ROWS:
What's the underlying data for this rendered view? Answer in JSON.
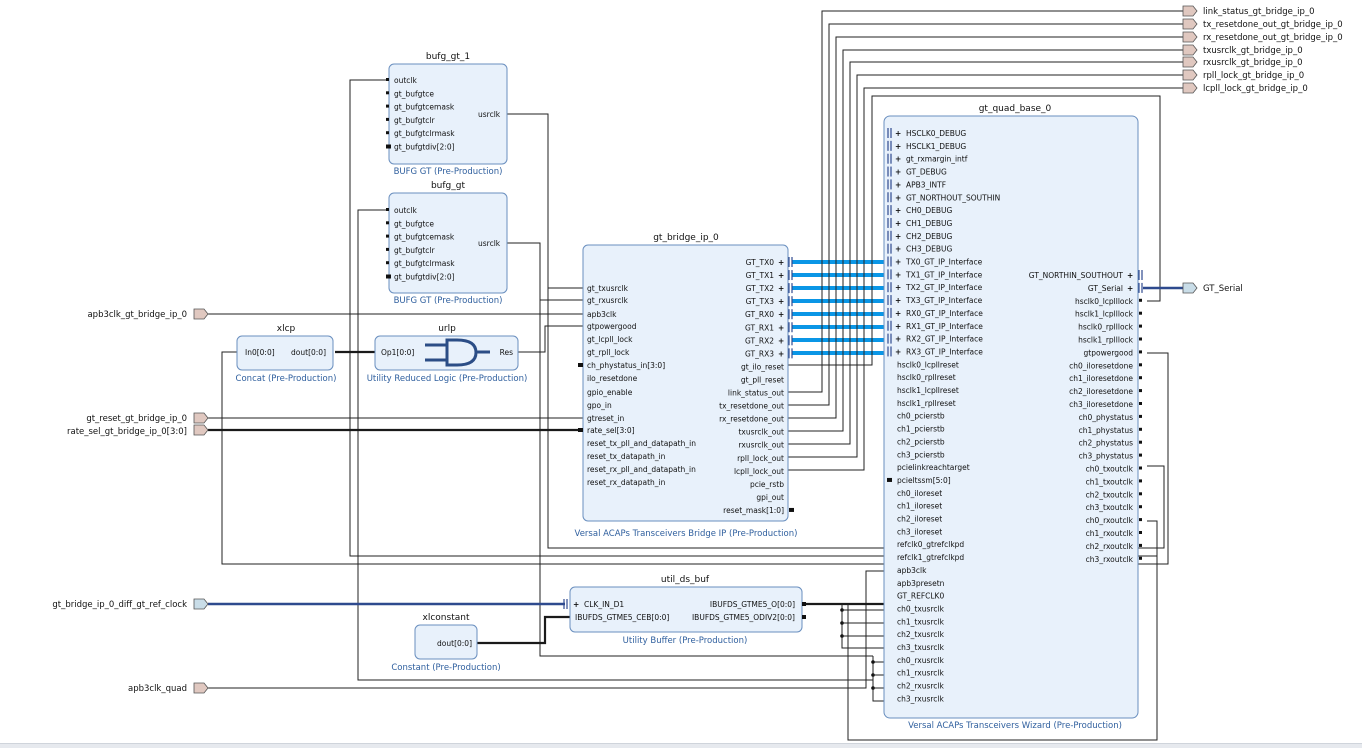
{
  "external_ports": {
    "apb3clk_gt_bridge_ip_0": "apb3clk_gt_bridge_ip_0",
    "gt_reset_gt_bridge_ip_0": "gt_reset_gt_bridge_ip_0",
    "rate_sel_gt_bridge_ip_0": "rate_sel_gt_bridge_ip_0[3:0]",
    "gt_bridge_ip_0_diff_gt_ref_clock": "gt_bridge_ip_0_diff_gt_ref_clock",
    "apb3clk_quad": "apb3clk_quad",
    "gt_serial": "GT_Serial",
    "right_outputs": [
      "link_status_gt_bridge_ip_0",
      "tx_resetdone_out_gt_bridge_ip_0",
      "rx_resetdone_out_gt_bridge_ip_0",
      "txusrclk_gt_bridge_ip_0",
      "rxusrclk_gt_bridge_ip_0",
      "rpll_lock_gt_bridge_ip_0",
      "lcpll_lock_gt_bridge_ip_0"
    ]
  },
  "bufg_gt_1": {
    "name": "bufg_gt_1",
    "subtitle": "BUFG GT (Pre-Production)",
    "inputs": [
      "outclk",
      "gt_bufgtce",
      "gt_bufgtcemask",
      "gt_bufgtclr",
      "gt_bufgtclrmask",
      "gt_bufgtdiv[2:0]"
    ],
    "output": "usrclk"
  },
  "bufg_gt": {
    "name": "bufg_gt",
    "subtitle": "BUFG GT (Pre-Production)",
    "inputs": [
      "outclk",
      "gt_bufgtce",
      "gt_bufgtcemask",
      "gt_bufgtclr",
      "gt_bufgtclrmask",
      "gt_bufgtdiv[2:0]"
    ],
    "output": "usrclk"
  },
  "xlcp": {
    "name": "xlcp",
    "subtitle": "Concat (Pre-Production)",
    "input": "In0[0:0]",
    "output": "dout[0:0]"
  },
  "urlp": {
    "name": "urlp",
    "subtitle": "Utility Reduced Logic (Pre-Production)",
    "input": "Op1[0:0]",
    "output": "Res"
  },
  "gt_bridge_ip_0": {
    "name": "gt_bridge_ip_0",
    "subtitle": "Versal ACAPs Transceivers Bridge IP (Pre-Production)",
    "inputs": [
      "gt_txusrclk",
      "gt_rxusrclk",
      "apb3clk",
      "gtpowergood",
      "gt_lcpll_lock",
      "gt_rpll_lock",
      "ch_phystatus_in[3:0]",
      "ilo_resetdone",
      "gpio_enable",
      "gpo_in",
      "gtreset_in",
      "rate_sel[3:0]",
      "reset_tx_pll_and_datapath_in",
      "reset_tx_datapath_in",
      "reset_rx_pll_and_datapath_in",
      "reset_rx_datapath_in"
    ],
    "outputs": [
      "GT_TX0",
      "GT_TX1",
      "GT_TX2",
      "GT_TX3",
      "GT_RX0",
      "GT_RX1",
      "GT_RX2",
      "GT_RX3",
      "gt_ilo_reset",
      "gt_pll_reset",
      "link_status_out",
      "tx_resetdone_out",
      "rx_resetdone_out",
      "txusrclk_out",
      "rxusrclk_out",
      "rpll_lock_out",
      "lcpll_lock_out",
      "pcie_rstb",
      "gpi_out",
      "reset_mask[1:0]"
    ]
  },
  "gt_quad_base_0": {
    "name": "gt_quad_base_0",
    "subtitle": "Versal ACAPs Transceivers Wizard (Pre-Production)",
    "inputs": [
      "HSCLK0_DEBUG",
      "HSCLK1_DEBUG",
      "gt_rxmargin_intf",
      "GT_DEBUG",
      "APB3_INTF",
      "GT_NORTHOUT_SOUTHIN",
      "CH0_DEBUG",
      "CH1_DEBUG",
      "CH2_DEBUG",
      "CH3_DEBUG",
      "TX0_GT_IP_Interface",
      "TX1_GT_IP_Interface",
      "TX2_GT_IP_Interface",
      "TX3_GT_IP_Interface",
      "RX0_GT_IP_Interface",
      "RX1_GT_IP_Interface",
      "RX2_GT_IP_Interface",
      "RX3_GT_IP_Interface",
      "hsclk0_lcpllreset",
      "hsclk0_rpllreset",
      "hsclk1_lcpllreset",
      "hsclk1_rpllreset",
      "ch0_pcierstb",
      "ch1_pcierstb",
      "ch2_pcierstb",
      "ch3_pcierstb",
      "pcielinkreachtarget",
      "pcieltssm[5:0]",
      "ch0_iloreset",
      "ch1_iloreset",
      "ch2_iloreset",
      "ch3_iloreset",
      "refclk0_gtrefclkpd",
      "refclk1_gtrefclkpd",
      "apb3clk",
      "apb3presetn",
      "GT_REFCLK0",
      "ch0_txusrclk",
      "ch1_txusrclk",
      "ch2_txusrclk",
      "ch3_txusrclk",
      "ch0_rxusrclk",
      "ch1_rxusrclk",
      "ch2_rxusrclk",
      "ch3_rxusrclk"
    ],
    "outputs": [
      "GT_NORTHIN_SOUTHOUT",
      "GT_Serial",
      "hsclk0_lcplllock",
      "hsclk1_lcplllock",
      "hsclk0_rplllock",
      "hsclk1_rplllock",
      "gtpowergood",
      "ch0_iloresetdone",
      "ch1_iloresetdone",
      "ch2_iloresetdone",
      "ch3_iloresetdone",
      "ch0_phystatus",
      "ch1_phystatus",
      "ch2_phystatus",
      "ch3_phystatus",
      "ch0_txoutclk",
      "ch1_txoutclk",
      "ch2_txoutclk",
      "ch3_txoutclk",
      "ch0_rxoutclk",
      "ch1_rxoutclk",
      "ch2_rxoutclk",
      "ch3_rxoutclk"
    ]
  },
  "util_ds_buf": {
    "name": "util_ds_buf",
    "subtitle": "Utility Buffer (Pre-Production)",
    "inputs": [
      "CLK_IN_D1",
      "IBUFDS_GTME5_CEB[0:0]"
    ],
    "outputs": [
      "IBUFDS_GTME5_O[0:0]",
      "IBUFDS_GTME5_ODIV2[0:0]"
    ]
  },
  "xlconstant": {
    "name": "xlconstant",
    "subtitle": "Constant (Pre-Production)",
    "output": "dout[0:0]"
  }
}
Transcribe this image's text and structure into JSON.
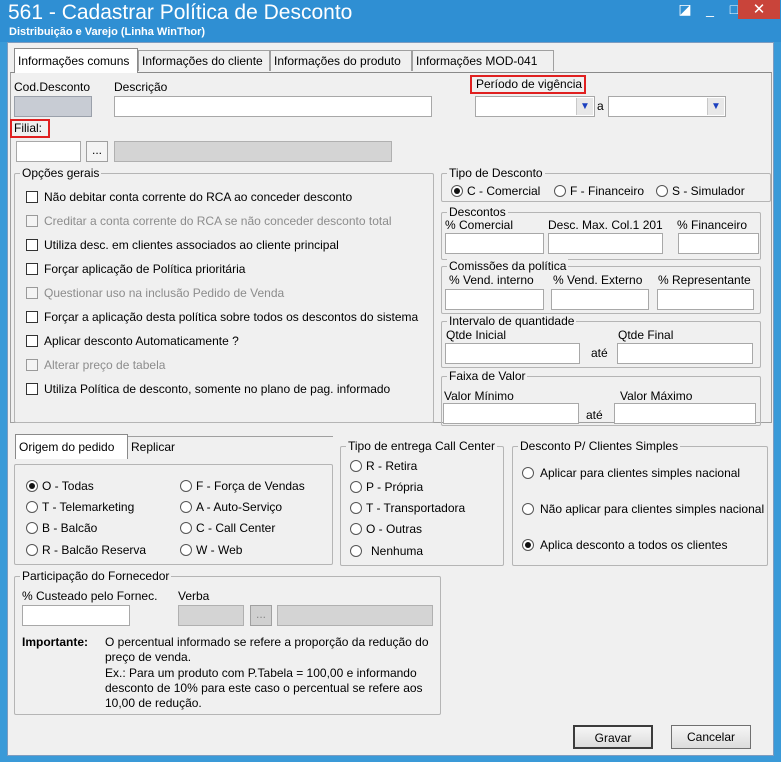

GIVEN INSTRUCTION: Reproduce the data verbatim. Do not carry any picture into the copy.

TASK RESPONSE:
What's the underlying data for this rendered view? Answer in JSON.
{
  "external_ports": {
    "apb3clk_gt_bridge_ip_0": "apb3clk_gt_bridge_ip_0",
    "gt_reset_gt_bridge_ip_0": "gt_reset_gt_bridge_ip_0",
    "rate_sel_gt_bridge_ip_0": "rate_sel_gt_bridge_ip_0[3:0]",
    "gt_bridge_ip_0_diff_gt_ref_clock": "gt_bridge_ip_0_diff_gt_ref_clock",
    "apb3clk_quad": "apb3clk_quad",
    "gt_serial": "GT_Serial",
    "right_outputs": [
      "link_status_gt_bridge_ip_0",
      "tx_resetdone_out_gt_bridge_ip_0",
      "rx_resetdone_out_gt_bridge_ip_0",
      "txusrclk_gt_bridge_ip_0",
      "rxusrclk_gt_bridge_ip_0",
      "rpll_lock_gt_bridge_ip_0",
      "lcpll_lock_gt_bridge_ip_0"
    ]
  },
  "bufg_gt_1": {
    "name": "bufg_gt_1",
    "subtitle": "BUFG GT (Pre-Production)",
    "inputs": [
      "outclk",
      "gt_bufgtce",
      "gt_bufgtcemask",
      "gt_bufgtclr",
      "gt_bufgtclrmask",
      "gt_bufgtdiv[2:0]"
    ],
    "output": "usrclk"
  },
  "bufg_gt": {
    "name": "bufg_gt",
    "subtitle": "BUFG GT (Pre-Production)",
    "inputs": [
      "outclk",
      "gt_bufgtce",
      "gt_bufgtcemask",
      "gt_bufgtclr",
      "gt_bufgtclrmask",
      "gt_bufgtdiv[2:0]"
    ],
    "output": "usrclk"
  },
  "xlcp": {
    "name": "xlcp",
    "subtitle": "Concat (Pre-Production)",
    "input": "In0[0:0]",
    "output": "dout[0:0]"
  },
  "urlp": {
    "name": "urlp",
    "subtitle": "Utility Reduced Logic (Pre-Production)",
    "input": "Op1[0:0]",
    "output": "Res"
  },
  "gt_bridge_ip_0": {
    "name": "gt_bridge_ip_0",
    "subtitle": "Versal ACAPs Transceivers Bridge IP (Pre-Production)",
    "inputs": [
      "gt_txusrclk",
      "gt_rxusrclk",
      "apb3clk",
      "gtpowergood",
      "gt_lcpll_lock",
      "gt_rpll_lock",
      "ch_phystatus_in[3:0]",
      "ilo_resetdone",
      "gpio_enable",
      "gpo_in",
      "gtreset_in",
      "rate_sel[3:0]",
      "reset_tx_pll_and_datapath_in",
      "reset_tx_datapath_in",
      "reset_rx_pll_and_datapath_in",
      "reset_rx_datapath_in"
    ],
    "outputs": [
      "GT_TX0",
      "GT_TX1",
      "GT_TX2",
      "GT_TX3",
      "GT_RX0",
      "GT_RX1",
      "GT_RX2",
      "GT_RX3",
      "gt_ilo_reset",
      "gt_pll_reset",
      "link_status_out",
      "tx_resetdone_out",
      "rx_resetdone_out",
      "txusrclk_out",
      "rxusrclk_out",
      "rpll_lock_out",
      "lcpll_lock_out",
      "pcie_rstb",
      "gpi_out",
      "reset_mask[1:0]"
    ]
  },
  "gt_quad_base_0": {
    "name": "gt_quad_base_0",
    "subtitle": "Versal ACAPs Transceivers Wizard (Pre-Production)",
    "inputs": [
      "HSCLK0_DEBUG",
      "HSCLK1_DEBUG",
      "gt_rxmargin_intf",
      "GT_DEBUG",
      "APB3_INTF",
      "GT_NORTHOUT_SOUTHIN",
      "CH0_DEBUG",
      "CH1_DEBUG",
      "CH2_DEBUG",
      "CH3_DEBUG",
      "TX0_GT_IP_Interface",
      "TX1_GT_IP_Interface",
      "TX2_GT_IP_Interface",
      "TX3_GT_IP_Interface",
      "RX0_GT_IP_Interface",
      "RX1_GT_IP_Interface",
      "RX2_GT_IP_Interface",
      "RX3_GT_IP_Interface",
      "hsclk0_lcpllreset",
      "hsclk0_rpllreset",
      "hsclk1_lcpllreset",
      "hsclk1_rpllreset",
      "ch0_pcierstb",
      "ch1_pcierstb",
      "ch2_pcierstb",
      "ch3_pcierstb",
      "pcielinkreachtarget",
      "pcieltssm[5:0]",
      "ch0_iloreset",
      "ch1_iloreset",
      "ch2_iloreset",
      "ch3_iloreset",
      "refclk0_gtrefclkpd",
      "refclk1_gtrefclkpd",
      "apb3clk",
      "apb3presetn",
      "GT_REFCLK0",
      "ch0_txusrclk",
      "ch1_txusrclk",
      "ch2_txusrclk",
      "ch3_txusrclk",
      "ch0_rxusrclk",
      "ch1_rxusrclk",
      "ch2_rxusrclk",
      "ch3_rxusrclk"
    ],
    "outputs": [
      "GT_NORTHIN_SOUTHOUT",
      "GT_Serial",
      "hsclk0_lcplllock",
      "hsclk1_lcplllock",
      "hsclk0_rplllock",
      "hsclk1_rplllock",
      "gtpowergood",
      "ch0_iloresetdone",
      "ch1_iloresetdone",
      "ch2_iloresetdone",
      "ch3_iloresetdone",
      "ch0_phystatus",
      "ch1_phystatus",
      "ch2_phystatus",
      "ch3_phystatus",
      "ch0_txoutclk",
      "ch1_txoutclk",
      "ch2_txoutclk",
      "ch3_txoutclk",
      "ch0_rxoutclk",
      "ch1_rxoutclk",
      "ch2_rxoutclk",
      "ch3_rxoutclk"
    ]
  },
  "util_ds_buf": {
    "name": "util_ds_buf",
    "subtitle": "Utility Buffer (Pre-Production)",
    "inputs": [
      "CLK_IN_D1",
      "IBUFDS_GTME5_CEB[0:0]"
    ],
    "outputs": [
      "IBUFDS_GTME5_O[0:0]",
      "IBUFDS_GTME5_ODIV2[0:0]"
    ]
  },
  "xlconstant": {
    "name": "xlconstant",
    "subtitle": "Constant (Pre-Production)",
    "output": "dout[0:0]"
  }
}
Transcribe this image's text and structure into JSON.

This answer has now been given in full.